Task description —
Count how many lines below contain the word "inflation", then give that number alone.

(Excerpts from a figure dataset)
----

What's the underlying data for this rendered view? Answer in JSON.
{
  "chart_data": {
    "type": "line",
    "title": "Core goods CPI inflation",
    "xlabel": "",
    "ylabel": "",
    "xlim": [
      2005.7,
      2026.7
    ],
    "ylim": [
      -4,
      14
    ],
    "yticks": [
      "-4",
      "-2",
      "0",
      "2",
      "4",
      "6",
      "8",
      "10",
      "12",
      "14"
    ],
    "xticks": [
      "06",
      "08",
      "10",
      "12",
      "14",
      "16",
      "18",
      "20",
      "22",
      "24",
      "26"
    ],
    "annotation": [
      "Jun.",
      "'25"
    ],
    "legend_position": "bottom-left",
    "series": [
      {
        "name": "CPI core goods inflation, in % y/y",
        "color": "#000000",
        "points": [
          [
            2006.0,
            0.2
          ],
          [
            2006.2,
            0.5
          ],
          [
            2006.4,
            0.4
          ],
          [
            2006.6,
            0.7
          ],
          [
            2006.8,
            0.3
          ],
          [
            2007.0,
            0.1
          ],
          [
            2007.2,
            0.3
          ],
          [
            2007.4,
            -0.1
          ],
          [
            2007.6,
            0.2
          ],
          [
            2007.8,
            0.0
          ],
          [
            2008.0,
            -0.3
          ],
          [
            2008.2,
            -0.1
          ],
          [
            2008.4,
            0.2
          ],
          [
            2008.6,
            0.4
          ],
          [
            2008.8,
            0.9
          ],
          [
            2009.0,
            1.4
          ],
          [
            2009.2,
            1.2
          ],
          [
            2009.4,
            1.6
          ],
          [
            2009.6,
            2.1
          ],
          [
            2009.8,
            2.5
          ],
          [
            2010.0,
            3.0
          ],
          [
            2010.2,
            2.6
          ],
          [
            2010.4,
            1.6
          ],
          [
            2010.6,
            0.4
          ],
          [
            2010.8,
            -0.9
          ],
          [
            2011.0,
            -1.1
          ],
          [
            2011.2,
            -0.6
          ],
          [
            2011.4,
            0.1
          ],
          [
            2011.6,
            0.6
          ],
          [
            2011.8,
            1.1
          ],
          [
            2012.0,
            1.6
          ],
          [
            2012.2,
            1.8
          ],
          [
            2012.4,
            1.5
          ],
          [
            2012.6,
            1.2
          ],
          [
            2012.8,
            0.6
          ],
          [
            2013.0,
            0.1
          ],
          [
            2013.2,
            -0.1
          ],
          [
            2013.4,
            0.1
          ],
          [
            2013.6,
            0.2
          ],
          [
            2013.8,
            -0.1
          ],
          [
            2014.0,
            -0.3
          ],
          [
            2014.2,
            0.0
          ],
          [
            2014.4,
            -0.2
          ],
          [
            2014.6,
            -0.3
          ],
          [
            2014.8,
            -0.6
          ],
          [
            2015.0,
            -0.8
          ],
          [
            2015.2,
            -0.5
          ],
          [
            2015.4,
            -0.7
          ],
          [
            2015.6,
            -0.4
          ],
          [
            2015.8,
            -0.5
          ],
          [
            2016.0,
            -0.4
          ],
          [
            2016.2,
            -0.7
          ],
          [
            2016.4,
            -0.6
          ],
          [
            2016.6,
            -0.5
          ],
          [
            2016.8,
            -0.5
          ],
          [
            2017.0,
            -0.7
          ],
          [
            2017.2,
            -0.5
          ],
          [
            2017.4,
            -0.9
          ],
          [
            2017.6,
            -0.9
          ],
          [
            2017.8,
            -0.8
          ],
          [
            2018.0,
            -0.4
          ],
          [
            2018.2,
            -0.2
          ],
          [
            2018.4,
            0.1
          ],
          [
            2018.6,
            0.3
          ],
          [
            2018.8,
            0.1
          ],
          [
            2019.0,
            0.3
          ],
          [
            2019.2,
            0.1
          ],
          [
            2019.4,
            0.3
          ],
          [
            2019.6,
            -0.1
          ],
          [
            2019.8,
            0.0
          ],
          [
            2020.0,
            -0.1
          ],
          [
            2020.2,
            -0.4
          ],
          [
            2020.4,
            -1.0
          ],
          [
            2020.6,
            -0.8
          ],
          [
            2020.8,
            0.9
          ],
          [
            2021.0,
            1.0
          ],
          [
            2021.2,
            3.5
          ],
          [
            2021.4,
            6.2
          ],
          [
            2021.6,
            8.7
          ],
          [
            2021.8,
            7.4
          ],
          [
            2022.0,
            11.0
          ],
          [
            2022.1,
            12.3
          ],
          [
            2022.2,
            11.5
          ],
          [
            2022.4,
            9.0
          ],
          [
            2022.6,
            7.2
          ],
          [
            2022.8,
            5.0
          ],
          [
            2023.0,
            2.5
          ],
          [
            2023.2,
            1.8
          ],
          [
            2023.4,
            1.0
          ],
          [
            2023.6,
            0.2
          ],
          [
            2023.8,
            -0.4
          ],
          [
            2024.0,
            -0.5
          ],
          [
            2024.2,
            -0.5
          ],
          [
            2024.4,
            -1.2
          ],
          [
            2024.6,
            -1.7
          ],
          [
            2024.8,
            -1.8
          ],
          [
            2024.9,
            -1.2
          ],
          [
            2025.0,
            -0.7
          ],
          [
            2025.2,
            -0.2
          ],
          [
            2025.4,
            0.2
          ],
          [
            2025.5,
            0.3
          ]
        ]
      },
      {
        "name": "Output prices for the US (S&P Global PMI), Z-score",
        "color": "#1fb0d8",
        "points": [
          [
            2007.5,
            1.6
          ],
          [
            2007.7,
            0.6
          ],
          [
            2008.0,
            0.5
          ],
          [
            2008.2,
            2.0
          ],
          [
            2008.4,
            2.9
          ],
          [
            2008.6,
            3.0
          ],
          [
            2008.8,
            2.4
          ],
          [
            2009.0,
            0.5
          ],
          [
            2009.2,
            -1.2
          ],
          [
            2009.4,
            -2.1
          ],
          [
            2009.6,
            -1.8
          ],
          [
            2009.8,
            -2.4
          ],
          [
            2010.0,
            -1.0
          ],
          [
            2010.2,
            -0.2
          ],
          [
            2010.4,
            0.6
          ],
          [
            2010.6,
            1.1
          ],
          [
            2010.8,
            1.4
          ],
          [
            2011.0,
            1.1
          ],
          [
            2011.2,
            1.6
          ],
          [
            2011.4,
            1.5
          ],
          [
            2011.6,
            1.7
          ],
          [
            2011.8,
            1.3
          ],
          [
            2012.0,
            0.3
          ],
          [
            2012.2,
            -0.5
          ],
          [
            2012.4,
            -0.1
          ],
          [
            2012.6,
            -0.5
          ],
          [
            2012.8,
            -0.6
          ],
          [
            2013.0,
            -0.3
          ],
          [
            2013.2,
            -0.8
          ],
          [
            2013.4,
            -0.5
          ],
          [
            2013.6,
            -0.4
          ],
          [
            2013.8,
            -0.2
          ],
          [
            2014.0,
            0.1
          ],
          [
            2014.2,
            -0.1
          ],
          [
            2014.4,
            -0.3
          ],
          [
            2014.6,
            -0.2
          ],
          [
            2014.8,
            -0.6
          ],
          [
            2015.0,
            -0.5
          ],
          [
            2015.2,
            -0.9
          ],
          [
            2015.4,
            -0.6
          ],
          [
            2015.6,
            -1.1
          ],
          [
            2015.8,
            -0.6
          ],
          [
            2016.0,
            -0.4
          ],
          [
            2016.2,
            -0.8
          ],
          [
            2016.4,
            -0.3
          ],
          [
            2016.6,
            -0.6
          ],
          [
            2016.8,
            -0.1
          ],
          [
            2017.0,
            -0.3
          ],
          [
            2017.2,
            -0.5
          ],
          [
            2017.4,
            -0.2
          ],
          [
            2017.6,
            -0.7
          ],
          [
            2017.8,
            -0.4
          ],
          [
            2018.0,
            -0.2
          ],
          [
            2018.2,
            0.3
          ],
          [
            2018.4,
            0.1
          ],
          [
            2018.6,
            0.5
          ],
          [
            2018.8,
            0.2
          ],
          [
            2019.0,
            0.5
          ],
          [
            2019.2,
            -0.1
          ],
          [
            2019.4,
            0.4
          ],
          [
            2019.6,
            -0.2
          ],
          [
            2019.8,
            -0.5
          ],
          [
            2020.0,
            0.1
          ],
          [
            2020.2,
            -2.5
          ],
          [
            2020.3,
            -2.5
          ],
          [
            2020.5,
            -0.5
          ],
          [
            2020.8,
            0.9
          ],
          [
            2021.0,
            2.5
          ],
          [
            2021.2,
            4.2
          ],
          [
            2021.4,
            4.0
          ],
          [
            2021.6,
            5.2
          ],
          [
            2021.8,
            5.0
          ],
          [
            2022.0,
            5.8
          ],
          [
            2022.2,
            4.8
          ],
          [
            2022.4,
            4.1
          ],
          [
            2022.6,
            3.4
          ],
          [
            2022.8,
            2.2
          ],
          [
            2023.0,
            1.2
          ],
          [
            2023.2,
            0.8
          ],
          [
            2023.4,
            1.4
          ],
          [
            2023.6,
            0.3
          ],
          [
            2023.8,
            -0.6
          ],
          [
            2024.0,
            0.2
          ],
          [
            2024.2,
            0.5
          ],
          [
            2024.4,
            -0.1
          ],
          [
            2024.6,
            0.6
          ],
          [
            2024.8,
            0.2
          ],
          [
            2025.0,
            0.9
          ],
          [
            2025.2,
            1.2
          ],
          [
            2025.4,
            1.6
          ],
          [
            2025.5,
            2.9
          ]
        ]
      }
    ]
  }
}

----

Output —
2